WHAT IS ASKED —
Report every line below that holds the word "Adicionar".

DATA —
□ □ □ □ □

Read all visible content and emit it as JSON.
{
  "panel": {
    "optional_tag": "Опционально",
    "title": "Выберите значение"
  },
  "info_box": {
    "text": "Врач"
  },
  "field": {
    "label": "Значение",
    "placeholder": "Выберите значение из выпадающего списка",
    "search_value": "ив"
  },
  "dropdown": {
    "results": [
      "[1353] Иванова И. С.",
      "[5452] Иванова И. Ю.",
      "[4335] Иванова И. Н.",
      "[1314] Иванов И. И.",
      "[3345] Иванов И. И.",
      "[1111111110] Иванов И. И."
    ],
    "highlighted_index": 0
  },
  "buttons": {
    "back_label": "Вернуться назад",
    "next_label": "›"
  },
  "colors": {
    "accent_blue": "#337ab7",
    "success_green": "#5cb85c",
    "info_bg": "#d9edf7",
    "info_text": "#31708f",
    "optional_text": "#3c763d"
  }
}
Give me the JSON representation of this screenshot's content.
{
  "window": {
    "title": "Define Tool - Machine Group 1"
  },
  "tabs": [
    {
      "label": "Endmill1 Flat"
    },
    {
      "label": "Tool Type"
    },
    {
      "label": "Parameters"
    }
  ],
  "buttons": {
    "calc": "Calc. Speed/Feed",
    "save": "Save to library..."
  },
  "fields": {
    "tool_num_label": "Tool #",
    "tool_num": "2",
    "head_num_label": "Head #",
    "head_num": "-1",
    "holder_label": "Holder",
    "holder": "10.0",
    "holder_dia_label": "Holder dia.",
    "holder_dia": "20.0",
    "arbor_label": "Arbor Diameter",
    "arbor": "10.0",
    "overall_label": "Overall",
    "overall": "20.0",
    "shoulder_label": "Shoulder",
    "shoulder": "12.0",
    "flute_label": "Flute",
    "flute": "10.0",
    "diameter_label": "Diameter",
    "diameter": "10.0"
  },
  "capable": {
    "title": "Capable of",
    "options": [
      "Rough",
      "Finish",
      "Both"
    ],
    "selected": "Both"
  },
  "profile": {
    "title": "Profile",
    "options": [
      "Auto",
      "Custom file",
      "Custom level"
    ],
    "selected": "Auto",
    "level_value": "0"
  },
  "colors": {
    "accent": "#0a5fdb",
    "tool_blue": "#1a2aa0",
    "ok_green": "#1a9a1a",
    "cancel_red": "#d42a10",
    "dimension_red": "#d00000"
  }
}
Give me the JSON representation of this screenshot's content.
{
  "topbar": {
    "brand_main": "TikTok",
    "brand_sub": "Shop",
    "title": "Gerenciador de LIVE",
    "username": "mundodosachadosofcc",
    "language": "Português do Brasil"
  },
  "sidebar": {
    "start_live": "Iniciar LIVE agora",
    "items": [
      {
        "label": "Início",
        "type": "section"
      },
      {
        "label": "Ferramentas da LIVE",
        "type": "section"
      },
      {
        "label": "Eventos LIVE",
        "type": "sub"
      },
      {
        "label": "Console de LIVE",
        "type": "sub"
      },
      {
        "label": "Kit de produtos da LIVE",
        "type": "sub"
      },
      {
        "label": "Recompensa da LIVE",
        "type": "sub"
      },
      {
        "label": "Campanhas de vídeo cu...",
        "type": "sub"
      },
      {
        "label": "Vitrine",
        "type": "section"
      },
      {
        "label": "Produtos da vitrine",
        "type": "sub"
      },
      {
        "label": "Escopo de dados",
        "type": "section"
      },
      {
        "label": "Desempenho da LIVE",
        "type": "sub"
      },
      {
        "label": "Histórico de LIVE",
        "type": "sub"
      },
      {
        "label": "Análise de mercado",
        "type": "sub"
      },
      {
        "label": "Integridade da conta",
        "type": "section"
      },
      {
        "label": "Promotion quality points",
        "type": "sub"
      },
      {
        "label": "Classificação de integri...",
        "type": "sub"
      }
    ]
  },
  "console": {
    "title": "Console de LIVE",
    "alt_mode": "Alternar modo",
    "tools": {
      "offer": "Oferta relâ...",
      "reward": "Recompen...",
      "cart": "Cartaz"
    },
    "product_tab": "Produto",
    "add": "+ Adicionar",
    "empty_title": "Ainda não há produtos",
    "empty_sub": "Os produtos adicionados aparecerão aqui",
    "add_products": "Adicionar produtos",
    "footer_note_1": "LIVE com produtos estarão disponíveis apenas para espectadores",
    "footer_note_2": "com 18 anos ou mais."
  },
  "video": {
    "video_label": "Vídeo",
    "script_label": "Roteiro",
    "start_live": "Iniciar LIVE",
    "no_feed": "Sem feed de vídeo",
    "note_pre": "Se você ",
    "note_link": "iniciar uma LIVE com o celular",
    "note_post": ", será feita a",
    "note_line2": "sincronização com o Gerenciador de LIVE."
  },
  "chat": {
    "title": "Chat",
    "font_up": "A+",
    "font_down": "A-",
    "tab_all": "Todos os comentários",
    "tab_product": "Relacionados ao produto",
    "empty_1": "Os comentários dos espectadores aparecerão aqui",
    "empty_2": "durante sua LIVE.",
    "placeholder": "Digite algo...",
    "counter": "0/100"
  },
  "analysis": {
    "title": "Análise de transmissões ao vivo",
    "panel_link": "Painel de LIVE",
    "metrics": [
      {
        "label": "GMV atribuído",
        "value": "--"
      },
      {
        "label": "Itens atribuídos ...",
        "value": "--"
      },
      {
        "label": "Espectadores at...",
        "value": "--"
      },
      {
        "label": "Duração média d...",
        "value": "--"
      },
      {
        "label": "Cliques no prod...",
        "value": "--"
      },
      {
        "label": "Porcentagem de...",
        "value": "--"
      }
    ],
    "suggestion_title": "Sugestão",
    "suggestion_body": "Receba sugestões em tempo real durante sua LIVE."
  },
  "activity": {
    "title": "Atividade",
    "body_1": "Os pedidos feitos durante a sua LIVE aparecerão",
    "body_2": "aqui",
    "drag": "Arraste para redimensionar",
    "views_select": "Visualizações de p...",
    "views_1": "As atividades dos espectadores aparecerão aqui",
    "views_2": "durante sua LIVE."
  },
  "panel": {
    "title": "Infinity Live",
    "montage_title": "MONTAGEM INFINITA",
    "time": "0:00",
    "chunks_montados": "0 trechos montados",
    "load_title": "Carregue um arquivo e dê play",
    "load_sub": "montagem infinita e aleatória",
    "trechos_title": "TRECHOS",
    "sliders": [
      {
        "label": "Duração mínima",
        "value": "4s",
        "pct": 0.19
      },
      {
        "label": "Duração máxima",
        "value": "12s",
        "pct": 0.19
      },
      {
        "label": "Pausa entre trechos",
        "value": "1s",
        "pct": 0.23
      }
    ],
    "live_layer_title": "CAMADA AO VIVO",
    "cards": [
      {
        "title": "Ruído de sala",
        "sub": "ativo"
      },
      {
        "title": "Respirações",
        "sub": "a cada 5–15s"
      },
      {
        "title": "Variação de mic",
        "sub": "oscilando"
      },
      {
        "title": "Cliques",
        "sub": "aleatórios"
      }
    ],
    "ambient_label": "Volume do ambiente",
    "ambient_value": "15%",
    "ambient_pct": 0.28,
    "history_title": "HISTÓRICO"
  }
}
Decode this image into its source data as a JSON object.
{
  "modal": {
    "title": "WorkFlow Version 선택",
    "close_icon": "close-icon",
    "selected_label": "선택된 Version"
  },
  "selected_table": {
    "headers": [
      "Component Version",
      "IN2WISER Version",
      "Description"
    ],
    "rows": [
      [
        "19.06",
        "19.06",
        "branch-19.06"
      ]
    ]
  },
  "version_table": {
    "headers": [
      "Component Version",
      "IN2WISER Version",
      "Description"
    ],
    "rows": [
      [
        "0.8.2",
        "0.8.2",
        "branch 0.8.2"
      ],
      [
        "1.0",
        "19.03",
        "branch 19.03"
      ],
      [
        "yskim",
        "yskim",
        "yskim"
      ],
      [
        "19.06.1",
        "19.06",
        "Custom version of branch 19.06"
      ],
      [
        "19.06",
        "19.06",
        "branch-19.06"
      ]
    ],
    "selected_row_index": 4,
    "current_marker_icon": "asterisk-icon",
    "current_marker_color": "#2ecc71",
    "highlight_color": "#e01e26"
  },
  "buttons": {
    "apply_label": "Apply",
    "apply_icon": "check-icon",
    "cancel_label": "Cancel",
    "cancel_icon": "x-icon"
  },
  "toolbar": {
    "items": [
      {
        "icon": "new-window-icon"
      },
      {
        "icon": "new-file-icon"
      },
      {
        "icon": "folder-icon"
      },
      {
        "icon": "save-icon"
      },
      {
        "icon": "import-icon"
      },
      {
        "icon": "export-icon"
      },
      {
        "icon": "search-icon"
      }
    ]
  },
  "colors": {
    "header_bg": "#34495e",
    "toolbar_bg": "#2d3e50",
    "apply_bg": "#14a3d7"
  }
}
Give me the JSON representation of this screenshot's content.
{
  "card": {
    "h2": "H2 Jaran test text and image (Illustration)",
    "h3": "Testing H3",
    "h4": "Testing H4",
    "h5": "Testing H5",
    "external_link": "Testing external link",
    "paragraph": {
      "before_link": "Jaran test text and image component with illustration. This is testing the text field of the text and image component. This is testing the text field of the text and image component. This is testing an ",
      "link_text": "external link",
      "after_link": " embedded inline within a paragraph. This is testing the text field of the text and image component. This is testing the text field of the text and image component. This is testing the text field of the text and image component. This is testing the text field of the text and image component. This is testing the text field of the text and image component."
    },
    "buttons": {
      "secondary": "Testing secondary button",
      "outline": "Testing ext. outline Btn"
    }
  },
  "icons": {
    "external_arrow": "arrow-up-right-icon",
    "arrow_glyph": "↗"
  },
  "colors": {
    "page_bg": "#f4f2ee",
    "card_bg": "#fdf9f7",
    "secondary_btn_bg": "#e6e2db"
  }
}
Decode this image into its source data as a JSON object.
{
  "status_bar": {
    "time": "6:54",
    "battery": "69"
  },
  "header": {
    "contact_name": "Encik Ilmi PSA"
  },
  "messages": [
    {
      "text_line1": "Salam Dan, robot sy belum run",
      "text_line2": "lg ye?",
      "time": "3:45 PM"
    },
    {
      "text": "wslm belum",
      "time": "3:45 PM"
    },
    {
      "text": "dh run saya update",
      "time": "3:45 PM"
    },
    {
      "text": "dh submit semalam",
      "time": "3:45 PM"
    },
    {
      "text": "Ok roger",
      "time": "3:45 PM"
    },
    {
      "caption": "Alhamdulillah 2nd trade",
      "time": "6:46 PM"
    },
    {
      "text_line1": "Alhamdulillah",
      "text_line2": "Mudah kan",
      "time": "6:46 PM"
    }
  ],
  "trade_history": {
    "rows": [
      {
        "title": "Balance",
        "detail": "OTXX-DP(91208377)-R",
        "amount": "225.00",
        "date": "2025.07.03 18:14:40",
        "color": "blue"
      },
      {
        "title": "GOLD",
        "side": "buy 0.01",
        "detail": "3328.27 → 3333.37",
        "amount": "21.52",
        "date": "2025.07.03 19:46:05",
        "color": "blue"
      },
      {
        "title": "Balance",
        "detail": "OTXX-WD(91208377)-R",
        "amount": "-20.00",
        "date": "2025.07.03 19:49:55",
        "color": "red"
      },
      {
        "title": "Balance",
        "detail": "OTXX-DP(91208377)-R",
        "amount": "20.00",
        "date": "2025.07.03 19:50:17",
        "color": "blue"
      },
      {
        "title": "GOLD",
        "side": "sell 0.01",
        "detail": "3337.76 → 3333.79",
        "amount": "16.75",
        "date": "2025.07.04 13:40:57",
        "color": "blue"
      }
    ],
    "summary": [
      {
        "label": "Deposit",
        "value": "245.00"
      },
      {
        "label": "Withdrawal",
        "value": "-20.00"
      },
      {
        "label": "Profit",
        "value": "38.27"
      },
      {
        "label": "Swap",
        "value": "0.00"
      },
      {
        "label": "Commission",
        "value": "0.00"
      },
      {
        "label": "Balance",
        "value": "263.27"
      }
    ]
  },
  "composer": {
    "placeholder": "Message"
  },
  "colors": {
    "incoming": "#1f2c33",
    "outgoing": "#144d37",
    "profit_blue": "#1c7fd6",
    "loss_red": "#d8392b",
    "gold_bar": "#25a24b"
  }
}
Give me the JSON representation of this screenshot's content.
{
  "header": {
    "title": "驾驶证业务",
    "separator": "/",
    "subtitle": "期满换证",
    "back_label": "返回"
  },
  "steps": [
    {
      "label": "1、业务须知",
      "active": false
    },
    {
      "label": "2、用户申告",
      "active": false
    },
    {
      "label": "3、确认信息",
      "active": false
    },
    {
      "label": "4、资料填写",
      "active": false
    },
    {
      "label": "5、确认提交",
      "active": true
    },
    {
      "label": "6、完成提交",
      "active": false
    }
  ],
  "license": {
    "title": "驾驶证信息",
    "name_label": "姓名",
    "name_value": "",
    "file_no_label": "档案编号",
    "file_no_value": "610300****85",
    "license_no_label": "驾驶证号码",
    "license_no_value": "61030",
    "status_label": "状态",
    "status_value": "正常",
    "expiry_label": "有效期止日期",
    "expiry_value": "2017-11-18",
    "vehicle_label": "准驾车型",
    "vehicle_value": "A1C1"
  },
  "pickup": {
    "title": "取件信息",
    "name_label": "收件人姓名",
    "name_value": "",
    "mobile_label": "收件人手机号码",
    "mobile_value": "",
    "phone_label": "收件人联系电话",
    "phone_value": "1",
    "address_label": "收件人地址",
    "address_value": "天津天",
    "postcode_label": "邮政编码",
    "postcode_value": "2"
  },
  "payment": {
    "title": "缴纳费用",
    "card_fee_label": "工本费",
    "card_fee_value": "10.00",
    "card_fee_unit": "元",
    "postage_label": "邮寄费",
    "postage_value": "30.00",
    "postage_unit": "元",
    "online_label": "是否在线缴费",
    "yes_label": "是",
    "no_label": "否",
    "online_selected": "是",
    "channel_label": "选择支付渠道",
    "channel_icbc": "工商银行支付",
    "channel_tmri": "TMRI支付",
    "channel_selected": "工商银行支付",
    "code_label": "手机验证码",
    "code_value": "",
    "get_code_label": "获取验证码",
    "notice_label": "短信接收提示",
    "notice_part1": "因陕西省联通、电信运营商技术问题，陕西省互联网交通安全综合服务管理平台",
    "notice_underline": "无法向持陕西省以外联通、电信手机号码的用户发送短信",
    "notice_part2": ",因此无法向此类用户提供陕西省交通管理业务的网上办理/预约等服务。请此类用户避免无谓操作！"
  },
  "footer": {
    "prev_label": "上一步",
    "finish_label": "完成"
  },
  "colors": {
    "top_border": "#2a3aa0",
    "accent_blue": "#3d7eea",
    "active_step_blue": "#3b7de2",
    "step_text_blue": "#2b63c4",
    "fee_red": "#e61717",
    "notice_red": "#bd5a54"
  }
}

□ □ □ □ □

RESPONSE BELOW —
    "add": "+ Adicionar",
    "add_products": "Adicionar produtos",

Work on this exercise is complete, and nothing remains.